▶ **WORK TO BE COMPLETED**
Check each line for the string "title" and give only the count of lines that have it.

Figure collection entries
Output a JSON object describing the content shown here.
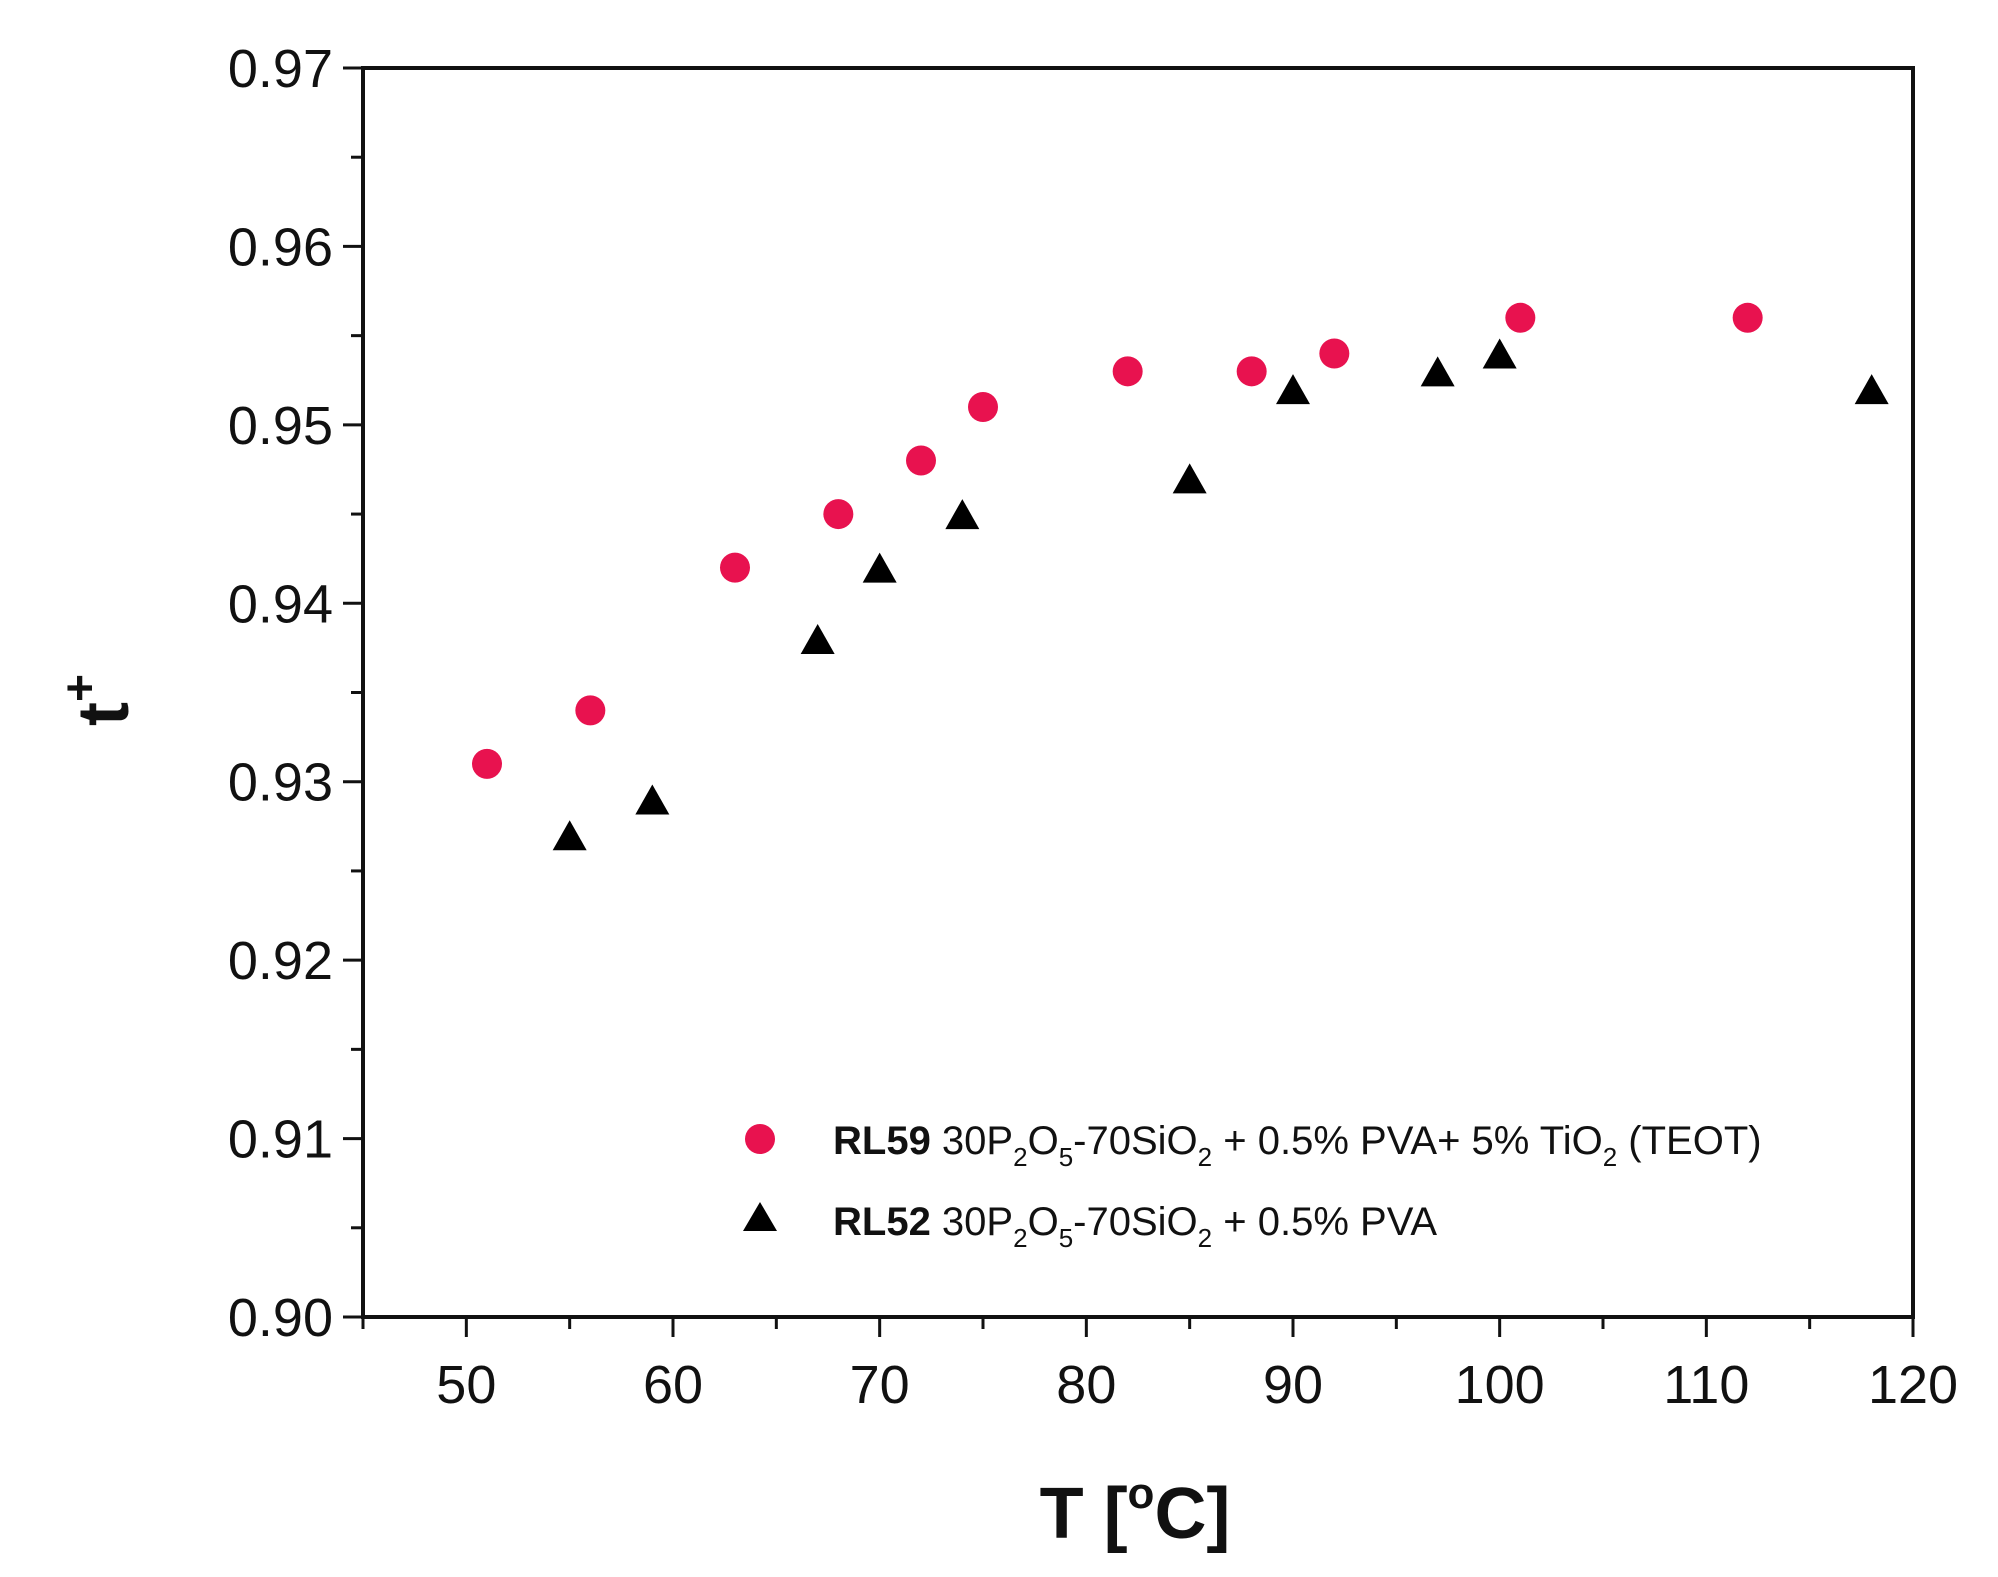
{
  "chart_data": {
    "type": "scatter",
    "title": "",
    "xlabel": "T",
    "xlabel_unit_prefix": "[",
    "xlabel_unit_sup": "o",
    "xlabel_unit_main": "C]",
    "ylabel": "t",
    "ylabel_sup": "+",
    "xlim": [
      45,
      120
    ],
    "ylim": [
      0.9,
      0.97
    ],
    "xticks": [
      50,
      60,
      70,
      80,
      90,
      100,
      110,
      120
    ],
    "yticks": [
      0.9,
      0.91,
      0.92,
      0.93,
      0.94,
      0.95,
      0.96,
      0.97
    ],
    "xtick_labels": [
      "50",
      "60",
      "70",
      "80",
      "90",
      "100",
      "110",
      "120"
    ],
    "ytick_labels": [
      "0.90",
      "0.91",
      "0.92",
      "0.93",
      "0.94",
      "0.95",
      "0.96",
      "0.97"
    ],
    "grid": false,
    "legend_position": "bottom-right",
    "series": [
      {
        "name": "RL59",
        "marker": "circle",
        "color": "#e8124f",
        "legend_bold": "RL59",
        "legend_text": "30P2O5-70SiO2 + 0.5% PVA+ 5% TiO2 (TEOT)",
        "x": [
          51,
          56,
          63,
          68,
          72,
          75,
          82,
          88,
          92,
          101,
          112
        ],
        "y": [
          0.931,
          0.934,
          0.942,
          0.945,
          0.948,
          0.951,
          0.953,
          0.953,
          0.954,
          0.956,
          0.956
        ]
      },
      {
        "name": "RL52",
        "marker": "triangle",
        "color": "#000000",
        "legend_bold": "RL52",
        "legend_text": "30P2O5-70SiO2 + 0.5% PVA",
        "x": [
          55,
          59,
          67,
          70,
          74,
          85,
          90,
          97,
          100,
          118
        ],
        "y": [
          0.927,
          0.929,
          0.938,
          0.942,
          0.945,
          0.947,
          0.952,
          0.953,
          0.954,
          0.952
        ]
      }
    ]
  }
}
...
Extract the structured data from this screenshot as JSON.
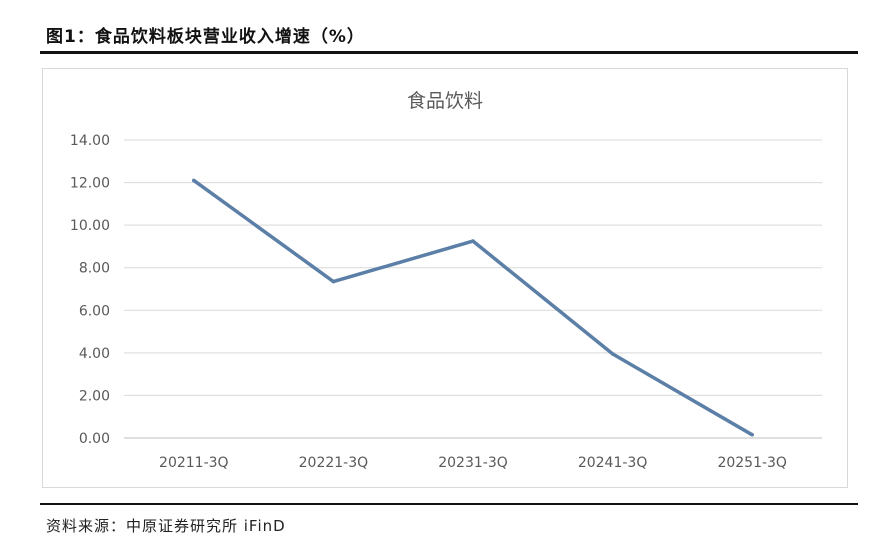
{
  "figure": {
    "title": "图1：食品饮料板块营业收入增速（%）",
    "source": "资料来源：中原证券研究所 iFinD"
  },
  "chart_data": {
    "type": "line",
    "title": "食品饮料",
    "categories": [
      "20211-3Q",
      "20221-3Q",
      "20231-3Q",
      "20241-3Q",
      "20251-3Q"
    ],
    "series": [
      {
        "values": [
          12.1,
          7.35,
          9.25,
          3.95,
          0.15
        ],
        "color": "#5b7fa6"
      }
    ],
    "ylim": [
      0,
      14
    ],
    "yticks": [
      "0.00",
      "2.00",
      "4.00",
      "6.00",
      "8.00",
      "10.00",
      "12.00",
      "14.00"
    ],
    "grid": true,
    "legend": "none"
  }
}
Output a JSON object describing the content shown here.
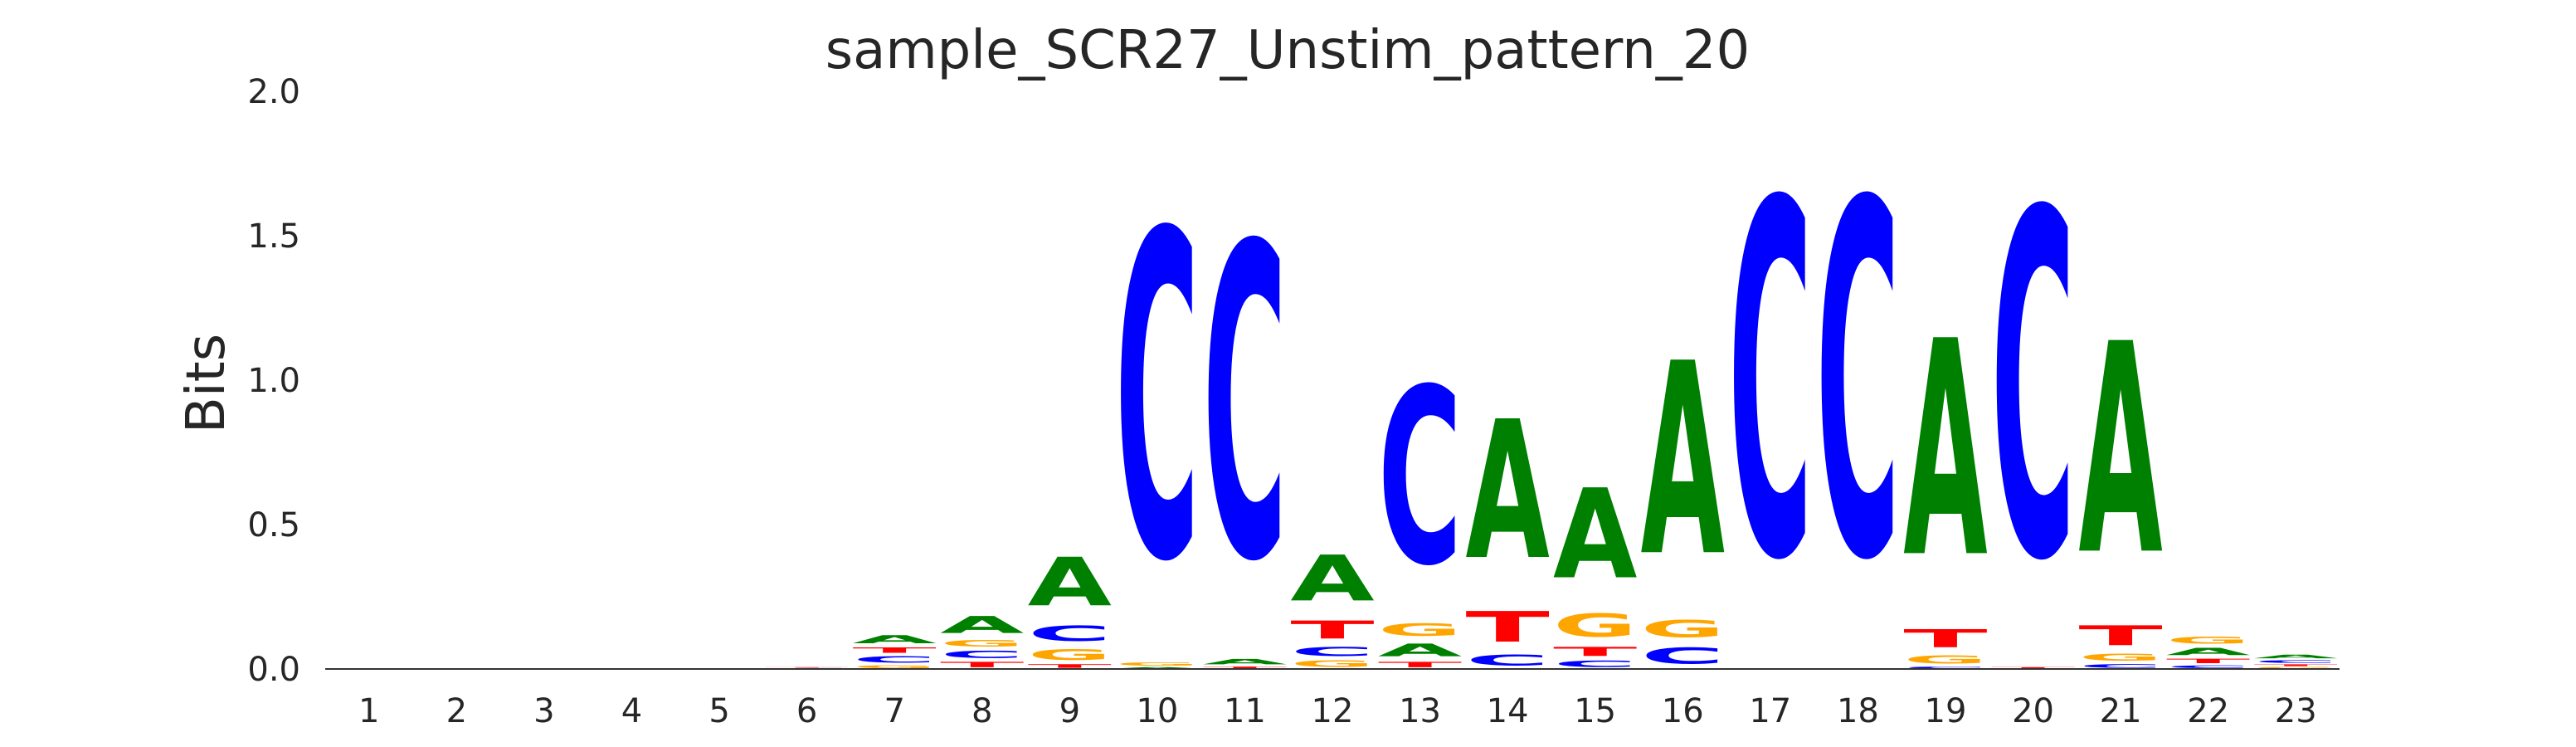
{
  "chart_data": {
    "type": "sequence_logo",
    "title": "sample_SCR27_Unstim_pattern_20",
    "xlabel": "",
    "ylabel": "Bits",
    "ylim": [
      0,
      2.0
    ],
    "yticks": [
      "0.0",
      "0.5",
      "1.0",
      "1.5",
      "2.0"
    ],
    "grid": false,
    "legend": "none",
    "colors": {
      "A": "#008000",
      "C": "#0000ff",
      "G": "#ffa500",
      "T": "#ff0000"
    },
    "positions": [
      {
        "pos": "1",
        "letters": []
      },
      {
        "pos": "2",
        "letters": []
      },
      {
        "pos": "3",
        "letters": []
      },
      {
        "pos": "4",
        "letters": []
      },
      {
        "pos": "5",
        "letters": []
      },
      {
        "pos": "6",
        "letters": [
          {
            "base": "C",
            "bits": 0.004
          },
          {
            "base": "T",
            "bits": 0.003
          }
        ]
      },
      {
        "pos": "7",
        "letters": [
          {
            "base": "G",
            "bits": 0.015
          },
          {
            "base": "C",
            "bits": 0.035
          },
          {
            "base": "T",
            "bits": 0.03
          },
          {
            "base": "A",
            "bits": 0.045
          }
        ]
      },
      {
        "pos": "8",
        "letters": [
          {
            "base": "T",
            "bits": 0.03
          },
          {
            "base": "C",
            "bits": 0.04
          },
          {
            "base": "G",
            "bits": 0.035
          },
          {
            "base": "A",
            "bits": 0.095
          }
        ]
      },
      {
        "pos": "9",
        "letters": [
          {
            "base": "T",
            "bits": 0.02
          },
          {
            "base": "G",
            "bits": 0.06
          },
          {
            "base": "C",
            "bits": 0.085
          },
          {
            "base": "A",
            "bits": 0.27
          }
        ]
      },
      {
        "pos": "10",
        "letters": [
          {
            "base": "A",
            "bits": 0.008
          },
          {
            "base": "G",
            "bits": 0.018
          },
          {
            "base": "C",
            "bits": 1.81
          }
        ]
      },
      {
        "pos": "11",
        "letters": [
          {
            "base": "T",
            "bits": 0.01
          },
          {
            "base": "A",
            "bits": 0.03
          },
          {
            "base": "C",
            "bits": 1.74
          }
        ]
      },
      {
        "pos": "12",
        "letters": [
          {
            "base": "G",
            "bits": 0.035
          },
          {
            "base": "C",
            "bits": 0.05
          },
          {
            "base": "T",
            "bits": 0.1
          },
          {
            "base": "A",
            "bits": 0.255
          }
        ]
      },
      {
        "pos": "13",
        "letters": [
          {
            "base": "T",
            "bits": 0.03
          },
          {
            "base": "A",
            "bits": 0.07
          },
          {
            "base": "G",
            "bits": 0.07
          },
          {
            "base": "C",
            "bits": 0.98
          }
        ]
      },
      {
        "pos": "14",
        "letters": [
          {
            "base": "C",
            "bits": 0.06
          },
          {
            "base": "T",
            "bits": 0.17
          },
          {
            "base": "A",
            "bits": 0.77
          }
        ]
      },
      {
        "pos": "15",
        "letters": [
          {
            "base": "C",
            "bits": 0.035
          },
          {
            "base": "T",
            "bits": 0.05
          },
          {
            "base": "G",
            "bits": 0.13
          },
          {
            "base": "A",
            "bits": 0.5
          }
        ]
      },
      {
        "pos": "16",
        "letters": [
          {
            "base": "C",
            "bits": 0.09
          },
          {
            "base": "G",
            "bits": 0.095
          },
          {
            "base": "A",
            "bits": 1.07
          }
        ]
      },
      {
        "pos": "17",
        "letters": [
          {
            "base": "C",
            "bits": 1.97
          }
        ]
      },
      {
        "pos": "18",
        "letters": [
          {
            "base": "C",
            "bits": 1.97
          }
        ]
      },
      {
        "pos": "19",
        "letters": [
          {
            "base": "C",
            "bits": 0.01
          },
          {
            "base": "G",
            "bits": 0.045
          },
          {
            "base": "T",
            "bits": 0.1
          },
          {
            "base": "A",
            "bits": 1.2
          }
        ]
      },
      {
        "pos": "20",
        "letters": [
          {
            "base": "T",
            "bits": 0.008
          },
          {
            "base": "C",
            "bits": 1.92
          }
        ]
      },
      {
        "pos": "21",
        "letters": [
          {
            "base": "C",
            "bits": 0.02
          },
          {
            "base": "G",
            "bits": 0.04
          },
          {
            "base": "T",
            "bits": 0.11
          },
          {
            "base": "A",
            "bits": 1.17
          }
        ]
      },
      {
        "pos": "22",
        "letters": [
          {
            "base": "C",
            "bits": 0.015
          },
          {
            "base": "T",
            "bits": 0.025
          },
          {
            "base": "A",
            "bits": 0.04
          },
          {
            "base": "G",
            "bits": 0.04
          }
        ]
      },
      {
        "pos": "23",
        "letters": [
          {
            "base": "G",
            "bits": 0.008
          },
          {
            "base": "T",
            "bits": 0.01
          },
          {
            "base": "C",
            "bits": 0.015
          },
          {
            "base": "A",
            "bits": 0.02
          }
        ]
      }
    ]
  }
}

▶ **OUTPUT FOR THIS TASK**
4